START Listed entries
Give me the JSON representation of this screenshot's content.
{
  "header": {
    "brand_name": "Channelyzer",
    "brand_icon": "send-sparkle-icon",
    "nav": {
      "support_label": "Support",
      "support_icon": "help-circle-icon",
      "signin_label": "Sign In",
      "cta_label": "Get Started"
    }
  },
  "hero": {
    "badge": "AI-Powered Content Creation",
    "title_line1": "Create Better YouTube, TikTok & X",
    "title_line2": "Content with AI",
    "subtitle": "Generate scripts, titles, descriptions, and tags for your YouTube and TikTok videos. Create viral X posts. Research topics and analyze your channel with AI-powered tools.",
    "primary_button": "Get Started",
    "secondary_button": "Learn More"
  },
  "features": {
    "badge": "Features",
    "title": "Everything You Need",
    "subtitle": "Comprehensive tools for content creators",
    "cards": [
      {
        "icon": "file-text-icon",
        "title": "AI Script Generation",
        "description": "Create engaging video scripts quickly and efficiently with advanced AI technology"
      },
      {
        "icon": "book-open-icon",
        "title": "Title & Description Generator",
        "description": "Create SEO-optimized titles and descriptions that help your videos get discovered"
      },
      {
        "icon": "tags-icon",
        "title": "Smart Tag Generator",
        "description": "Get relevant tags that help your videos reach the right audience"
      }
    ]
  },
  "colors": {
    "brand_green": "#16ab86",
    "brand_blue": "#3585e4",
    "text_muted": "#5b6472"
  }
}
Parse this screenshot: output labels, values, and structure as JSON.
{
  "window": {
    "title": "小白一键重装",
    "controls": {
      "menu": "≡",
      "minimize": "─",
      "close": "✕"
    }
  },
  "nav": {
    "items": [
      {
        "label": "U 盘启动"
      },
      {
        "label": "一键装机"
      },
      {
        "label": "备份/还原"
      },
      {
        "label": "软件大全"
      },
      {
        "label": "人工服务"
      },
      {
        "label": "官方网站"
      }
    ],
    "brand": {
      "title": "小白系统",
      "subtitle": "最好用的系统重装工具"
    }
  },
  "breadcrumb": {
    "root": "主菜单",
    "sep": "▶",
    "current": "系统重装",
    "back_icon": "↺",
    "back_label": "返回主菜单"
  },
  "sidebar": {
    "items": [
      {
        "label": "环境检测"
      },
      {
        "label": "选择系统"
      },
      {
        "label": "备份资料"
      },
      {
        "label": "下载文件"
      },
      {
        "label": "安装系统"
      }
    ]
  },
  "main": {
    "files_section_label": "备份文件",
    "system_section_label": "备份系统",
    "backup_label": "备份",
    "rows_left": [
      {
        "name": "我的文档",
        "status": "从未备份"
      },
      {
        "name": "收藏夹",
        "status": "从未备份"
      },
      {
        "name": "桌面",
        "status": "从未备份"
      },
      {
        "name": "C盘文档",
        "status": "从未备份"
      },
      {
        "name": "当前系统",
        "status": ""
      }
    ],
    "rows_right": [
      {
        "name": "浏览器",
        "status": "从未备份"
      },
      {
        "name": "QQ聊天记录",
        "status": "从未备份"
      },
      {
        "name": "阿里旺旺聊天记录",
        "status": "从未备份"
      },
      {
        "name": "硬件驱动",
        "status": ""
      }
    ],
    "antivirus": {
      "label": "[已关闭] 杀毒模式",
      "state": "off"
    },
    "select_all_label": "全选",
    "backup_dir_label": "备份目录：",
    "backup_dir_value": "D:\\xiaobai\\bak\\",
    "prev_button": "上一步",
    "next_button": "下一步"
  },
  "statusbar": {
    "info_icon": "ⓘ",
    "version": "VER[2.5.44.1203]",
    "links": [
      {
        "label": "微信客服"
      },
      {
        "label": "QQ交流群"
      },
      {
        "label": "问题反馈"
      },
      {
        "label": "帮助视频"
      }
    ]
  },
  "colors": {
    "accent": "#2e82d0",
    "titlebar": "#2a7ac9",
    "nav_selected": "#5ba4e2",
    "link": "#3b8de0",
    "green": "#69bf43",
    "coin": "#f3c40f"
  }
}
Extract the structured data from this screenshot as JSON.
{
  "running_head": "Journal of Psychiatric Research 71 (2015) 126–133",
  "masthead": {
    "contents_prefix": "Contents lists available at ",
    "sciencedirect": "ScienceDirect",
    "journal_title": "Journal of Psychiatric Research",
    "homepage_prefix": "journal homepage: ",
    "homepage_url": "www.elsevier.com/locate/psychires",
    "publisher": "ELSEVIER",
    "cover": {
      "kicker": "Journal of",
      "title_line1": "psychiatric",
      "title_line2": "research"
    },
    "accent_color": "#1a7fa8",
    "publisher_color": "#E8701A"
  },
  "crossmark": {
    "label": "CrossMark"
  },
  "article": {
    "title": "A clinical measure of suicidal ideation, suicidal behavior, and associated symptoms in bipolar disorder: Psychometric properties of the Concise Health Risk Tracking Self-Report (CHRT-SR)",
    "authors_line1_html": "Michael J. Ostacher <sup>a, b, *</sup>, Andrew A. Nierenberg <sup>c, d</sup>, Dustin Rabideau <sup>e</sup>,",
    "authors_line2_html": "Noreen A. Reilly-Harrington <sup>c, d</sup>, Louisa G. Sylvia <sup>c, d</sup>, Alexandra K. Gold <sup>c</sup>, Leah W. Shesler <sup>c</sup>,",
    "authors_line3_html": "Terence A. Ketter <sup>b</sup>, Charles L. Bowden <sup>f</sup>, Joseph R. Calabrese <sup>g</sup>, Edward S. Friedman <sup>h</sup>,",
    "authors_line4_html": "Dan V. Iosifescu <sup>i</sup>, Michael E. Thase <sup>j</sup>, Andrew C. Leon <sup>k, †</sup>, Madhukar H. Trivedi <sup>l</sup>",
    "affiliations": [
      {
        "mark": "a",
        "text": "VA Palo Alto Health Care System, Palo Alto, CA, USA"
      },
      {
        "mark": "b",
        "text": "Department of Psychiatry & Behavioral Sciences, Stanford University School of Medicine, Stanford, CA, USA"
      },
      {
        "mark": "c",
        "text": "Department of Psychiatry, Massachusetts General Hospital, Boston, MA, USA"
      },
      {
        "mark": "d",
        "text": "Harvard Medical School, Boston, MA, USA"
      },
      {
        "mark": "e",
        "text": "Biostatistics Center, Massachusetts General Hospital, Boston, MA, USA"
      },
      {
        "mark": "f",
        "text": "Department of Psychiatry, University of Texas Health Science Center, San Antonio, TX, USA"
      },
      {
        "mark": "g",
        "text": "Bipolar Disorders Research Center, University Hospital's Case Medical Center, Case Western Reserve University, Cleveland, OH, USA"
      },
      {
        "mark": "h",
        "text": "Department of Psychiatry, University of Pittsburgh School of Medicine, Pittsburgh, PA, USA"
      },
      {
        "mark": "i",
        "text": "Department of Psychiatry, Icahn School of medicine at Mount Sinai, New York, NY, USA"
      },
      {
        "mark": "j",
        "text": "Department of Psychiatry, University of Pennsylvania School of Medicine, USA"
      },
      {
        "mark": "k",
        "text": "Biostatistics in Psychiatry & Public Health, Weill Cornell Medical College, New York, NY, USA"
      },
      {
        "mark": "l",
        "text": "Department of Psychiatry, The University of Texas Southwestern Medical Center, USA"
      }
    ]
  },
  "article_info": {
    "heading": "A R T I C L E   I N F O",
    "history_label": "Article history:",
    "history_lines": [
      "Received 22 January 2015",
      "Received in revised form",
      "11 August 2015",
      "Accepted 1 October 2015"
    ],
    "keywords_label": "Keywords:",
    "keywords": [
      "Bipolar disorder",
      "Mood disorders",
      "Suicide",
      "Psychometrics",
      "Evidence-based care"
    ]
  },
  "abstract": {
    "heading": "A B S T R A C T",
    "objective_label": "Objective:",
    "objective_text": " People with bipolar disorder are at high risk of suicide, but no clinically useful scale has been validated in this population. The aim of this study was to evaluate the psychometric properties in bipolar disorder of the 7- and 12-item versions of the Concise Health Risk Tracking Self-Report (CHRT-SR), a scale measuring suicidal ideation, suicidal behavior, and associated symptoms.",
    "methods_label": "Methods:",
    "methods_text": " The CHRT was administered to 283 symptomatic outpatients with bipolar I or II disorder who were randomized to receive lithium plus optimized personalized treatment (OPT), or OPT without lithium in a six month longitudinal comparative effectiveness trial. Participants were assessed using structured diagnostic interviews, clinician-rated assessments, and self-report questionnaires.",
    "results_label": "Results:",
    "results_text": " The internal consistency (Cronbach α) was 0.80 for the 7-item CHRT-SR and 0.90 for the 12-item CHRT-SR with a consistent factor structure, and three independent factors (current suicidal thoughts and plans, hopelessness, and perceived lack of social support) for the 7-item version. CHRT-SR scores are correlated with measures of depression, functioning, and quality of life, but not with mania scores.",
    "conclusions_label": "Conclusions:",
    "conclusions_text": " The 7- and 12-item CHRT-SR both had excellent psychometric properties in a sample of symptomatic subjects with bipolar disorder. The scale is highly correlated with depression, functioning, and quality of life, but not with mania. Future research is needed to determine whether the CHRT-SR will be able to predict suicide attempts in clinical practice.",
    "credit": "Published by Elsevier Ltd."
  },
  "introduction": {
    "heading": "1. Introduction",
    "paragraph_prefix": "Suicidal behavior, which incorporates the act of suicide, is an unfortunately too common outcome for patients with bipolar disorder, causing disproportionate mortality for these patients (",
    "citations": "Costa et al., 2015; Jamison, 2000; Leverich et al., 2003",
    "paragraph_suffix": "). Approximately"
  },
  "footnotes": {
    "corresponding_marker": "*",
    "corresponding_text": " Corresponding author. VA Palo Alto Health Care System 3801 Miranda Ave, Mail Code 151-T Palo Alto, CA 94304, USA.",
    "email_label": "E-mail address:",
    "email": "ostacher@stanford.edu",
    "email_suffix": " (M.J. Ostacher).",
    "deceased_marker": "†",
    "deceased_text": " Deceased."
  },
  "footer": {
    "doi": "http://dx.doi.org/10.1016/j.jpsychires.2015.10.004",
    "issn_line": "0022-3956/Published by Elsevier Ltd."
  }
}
END Listed entries
> [Aim of the exercise]: The answer must be a single number: how many lines of the data hold the word "current".

> [Exercise response]: 2